§ **EXERCISE DATA**:
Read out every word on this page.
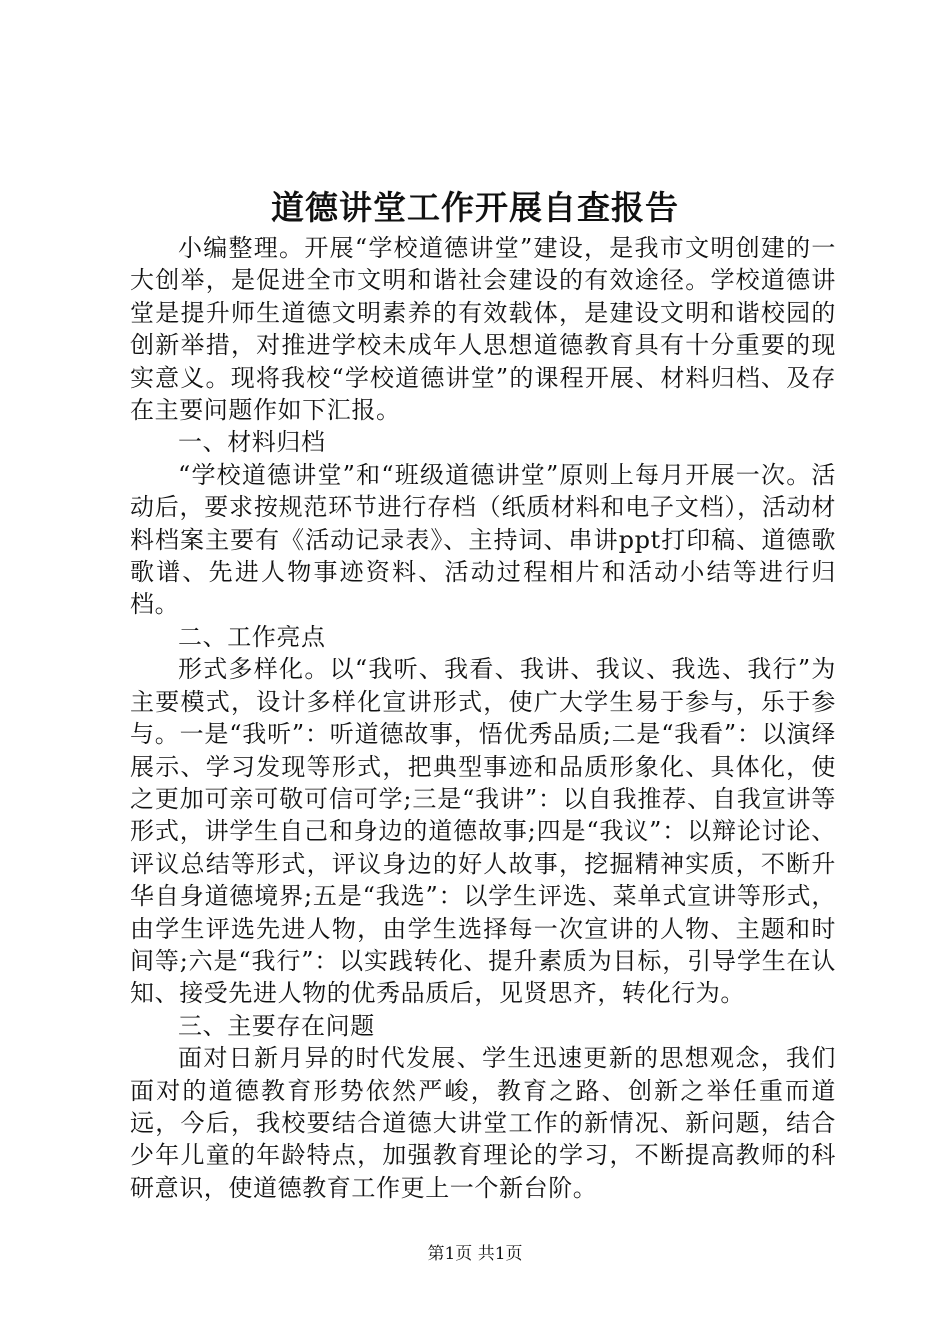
道德讲堂工作开展自查报告

小编整理。开展“学校道德讲堂”建设，是我市文明创建的一大创举，是促进全市文明和谐社会建设的有效途径。学校道德讲堂是提升师生道德文明素养的有效载体，是建设文明和谐校园的创新举措，对推进学校未成年人思想道德教育具有十分重要的现实意义。现将我校“学校道德讲堂”的课程开展、材料归档、及存在主要问题作如下汇报。

一、材料归档

“学校道德讲堂”和“班级道德讲堂”原则上每月开展一次。活动后，要求按规范环节进行存档（纸质材料和电子文档），活动材料档案主要有《活动记录表》、主持词、串讲ppt打印稿、道德歌歌谱、先进人物事迹资料、活动过程相片和活动小结等进行归档。

二、工作亮点

形式多样化。以“我听、我看、我讲、我议、我选、我行”为主要模式，设计多样化宣讲形式，使广大学生易于参与，乐于参与。一是“我听”：听道德故事，悟优秀品质;二是“我看”：以演绎展示、学习发现等形式，把典型事迹和品质形象化、具体化，使之更加可亲可敬可信可学;三是“我讲”：以自我推荐、自我宣讲等形式，讲学生自己和身边的道德故事;四是“我议”：以辩论讨论、评议总结等形式，评议身边的好人故事，挖掘精神实质，不断升华自身道德境界;五是“我选”：以学生评选、菜单式宣讲等形式，由学生评选先进人物，由学生选择每一次宣讲的人物、主题和时间等;六是“我行”：以实践转化、提升素质为目标，引导学生在认知、接受先进人物的优秀品质后，见贤思齐，转化行为。

三、主要存在问题

面对日新月异的时代发展、学生迅速更新的思想观念，我们面对的道德教育形势依然严峻，教育之路、创新之举任重而道远，今后，我校要结合道德大讲堂工作的新情况、新问题，结合少年儿童的年龄特点，加强教育理论的学习，不断提高教师的科研意识，使道德教育工作更上一个新台阶。

第1页 共1页
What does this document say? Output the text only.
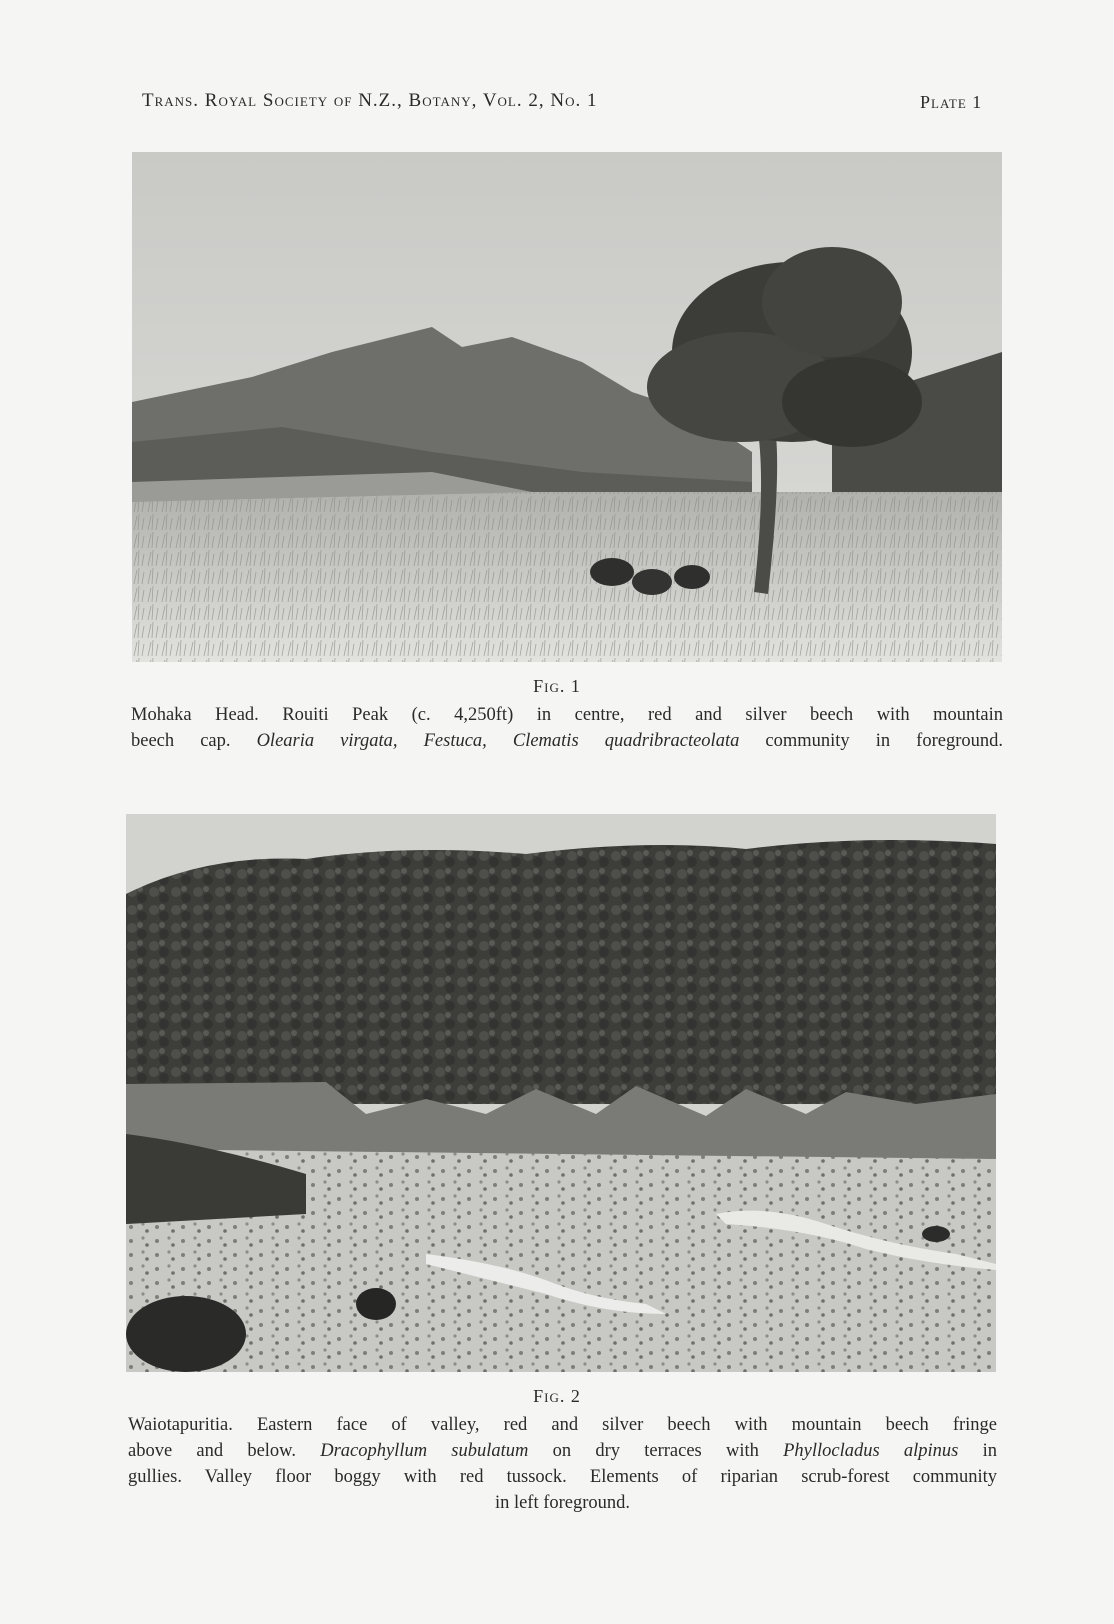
Trans. Royal Society of N.Z., Botany, Vol. 2, No. 1	Plate 1
Fig. 1
Mohaka Head. Rouiti Peak (c. 4,250ft) in centre, red and silver beech with mountain
beech cap. Olearia virgata, Festuca, Clematis quadribracteolata community in foreground.
Fig. 2
Waiotapuritia. Eastern face of valley, red and silver beech with mountain beech fringe
above and below. Dracophyllum subulatum on dry terraces with Phyllocladus alpinus in
gullies. Valley floor boggy with red tussock. Elements of riparian scrub-forest community
in left foreground.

§ **TASK TO COMPLETE**: The records above are to be restated exactly, without their pictures.

§ **THE OUTPUT**:
Read out every word on this page.
道德讲堂工作开展自查报告

小编整理。开展“学校道德讲堂”建设，是我市文明创建的一大创举，是促进全市文明和谐社会建设的有效途径。学校道德讲堂是提升师生道德文明素养的有效载体，是建设文明和谐校园的创新举措，对推进学校未成年人思想道德教育具有十分重要的现实意义。现将我校“学校道德讲堂”的课程开展、材料归档、及存在主要问题作如下汇报。

一、材料归档

“学校道德讲堂”和“班级道德讲堂”原则上每月开展一次。活动后，要求按规范环节进行存档（纸质材料和电子文档），活动材料档案主要有《活动记录表》、主持词、串讲ppt打印稿、道德歌歌谱、先进人物事迹资料、活动过程相片和活动小结等进行归档。

二、工作亮点

形式多样化。以“我听、我看、我讲、我议、我选、我行”为主要模式，设计多样化宣讲形式，使广大学生易于参与，乐于参与。一是“我听”：听道德故事，悟优秀品质;二是“我看”：以演绎展示、学习发现等形式，把典型事迹和品质形象化、具体化，使之更加可亲可敬可信可学;三是“我讲”：以自我推荐、自我宣讲等形式，讲学生自己和身边的道德故事;四是“我议”：以辩论讨论、评议总结等形式，评议身边的好人故事，挖掘精神实质，不断升华自身道德境界;五是“我选”：以学生评选、菜单式宣讲等形式，由学生评选先进人物，由学生选择每一次宣讲的人物、主题和时间等;六是“我行”：以实践转化、提升素质为目标，引导学生在认知、接受先进人物的优秀品质后，见贤思齐，转化行为。

三、主要存在问题

面对日新月异的时代发展、学生迅速更新的思想观念，我们面对的道德教育形势依然严峻，教育之路、创新之举任重而道远，今后，我校要结合道德大讲堂工作的新情况、新问题，结合少年儿童的年龄特点，加强教育理论的学习，不断提高教师的科研意识，使道德教育工作更上一个新台阶。

第1页 共1页
What does this document say? Output the text only.
Trans. Royal Society of N.Z., Botany, Vol. 2, No. 1	Plate 1
Fig. 1
Mohaka Head. Rouiti Peak (c. 4,250ft) in centre, red and silver beech with mountain
beech cap. Olearia virgata, Festuca, Clematis quadribracteolata community in foreground.
Fig. 2
Waiotapuritia. Eastern face of valley, red and silver beech with mountain beech fringe
above and below. Dracophyllum subulatum on dry terraces with Phyllocladus alpinus in
gullies. Valley floor boggy with red tussock. Elements of riparian scrub-forest community
in left foreground.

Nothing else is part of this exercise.